Exercise directions:
Translate into Spanish the following sentence from the tax section text: "Borrower agrees to reimburse Lender (or pay directly if instructed by Lender) and any assignee of Lender for, and to indemnify and hold Lender and any assignee harmless from, all fees (including, but not limited to, license, documentation, recording and registration fees), and all sales, use, gross receipts, personal property, occupational, value added or other taxes, levies, imposts, duties, assessments, charges, or withholdings of any nature whatsoever, together with any penalties, fines, additions to tax, or interest thereon (the foregoing collectively 'Impositions'), except same as may be attributable to Lender's income, arising at any time prior to or during the term of any Notes or of this Security Agreement, or upon termination or early termination of this Security Agreement and levied or imposed upon Lender directly or otherwise by any Federal, state or local government in the United States or by any foreign country or foreign or international taxing authority upon or with respect to (a) the Collateral, (b) the exportation, importation, registration, purchase, ownership, delivery, leasing, financing, possession, use, operation, storage, maintenance, repair, return, sale, transfer of title, or other disposition thereof, (c) the rentals, receipts, or earnings arising from the Collateral, or any disposition of the rights to such rentals, receipts, or earnings, (d) any payment pursuant to this Security Agreement or the Notes, or (e) this Security Agreement, the Notes or any transaction or any part hereof or thereof."

Reading text:
SECTION 13. TAXES. Borrower agrees to reimburse Lender (or pay directly if
instructed by Lender) and any assignee of Lender for, and to indemnify and hold
Lender and any assignee harmless from, all fees (including, but not limited to,
license, documentation, recording and registration fees), and all sales, use,
gross receipts, personal property, occupational, value added or other taxes,
levies, imposts, duties, assessments, charges, or withholdings of any nature
whatsoever, together with any penalties, fines, additions to tax, or interest
thereon (the foregoing collectively "Impositions"), except same as may be
attributable to Lender's income, arising at any time prior to or during the term
of any Notes or of this Security Agreement, or upon termination or early
termination of this Security Agreement and levied or imposed upon Lender
directly or otherwise by any Federal, state or local government in the United
States or by any foreign country or foreign or international taxing authority
upon or with respect to (a) the Collateral, (b) the exportation, importation,
registration, purchase, ownership, delivery, leasing, financing, possession,
use, operation, storage, maintenance, repair, return, sale, transfer of title,
or other disposition thereof, (c) the rentals, receipts, or earnings arising
from the Collateral, or any disposition of the rights to such rentals, receipts,
or earnings, (d) any payment pursuant to this Security Agreement or the Notes,
or (e) this Security Agreement, the Notes or any transaction or any part hereof
or thereof.

Data block:
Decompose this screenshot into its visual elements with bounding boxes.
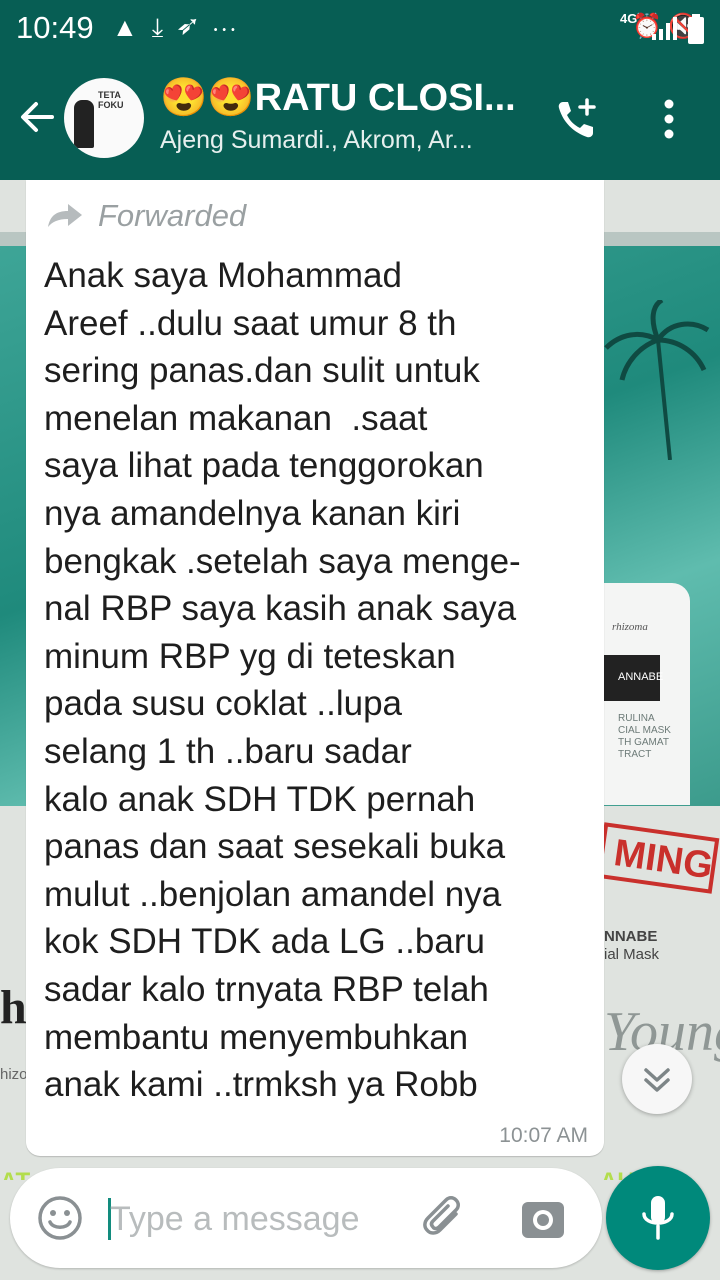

Solution for this task:
El Prestatario se obliga a reembolsar al Prestamista (o a pagar directamente si así lo indica el Prestamista) y a cualquier cesionario del Prestamista, y a indemnizar y mantener indemnes al Prestamista y a cualquier cesionario, respecto de todas las tasas (incluidas, entre otras, las tasas de licencia, documentación, inscripción y registro), y de todos los impuestos sobre las ventas, sobre el uso, sobre los ingresos brutos, sobre bienes muebles, profesionales, sobre el valor añadido u otros impuestos, gravámenes, tributos, derechos, contribuciones, cargos o retenciones de cualquier naturaleza, junto con cualesquiera sanciones, multas, recargos tributarios o intereses sobre ellos (todo lo anterior, conjuntamente, las «Imposiciones»), salvo aquellos que sean atribuibles a los ingresos del Prestamista, que surjan en cualquier momento antes o durante la vigencia de cualesquiera Pagarés o del presente Contrato de Garantía, o con motivo de la terminación o terminación anticipada del presente Contrato de Garantía, y que sean exigidos o impuestos al Prestamista, directamente o de otro modo, por cualquier gobierno federal, estatal o local de los Estados Unidos o por cualquier país extranjero o autoridad tributaria extranjera o internacional, sobre o en relación con (a) los Bienes en Garantía, (b) la exportación, importación, registro, compra, propiedad, entrega, arrendamiento, financiación, posesión, uso, explotación, almacenamiento, mantenimiento, reparación, devolución, venta, transmisión de la titularidad u otra enajenación de los mismos, (c) las rentas, ingresos o ganancias derivados de los Bienes en Garantía, o cualquier enajenación de los derechos sobre dichas rentas, ingresos o ganancias, (d) cualquier pago efectuado conforme al presente Contrato de Garantía o a los Pagarés, o (e) el presente Contrato de Garantía, los Pagarés o cualquier operación o cualquier parte de los mismos.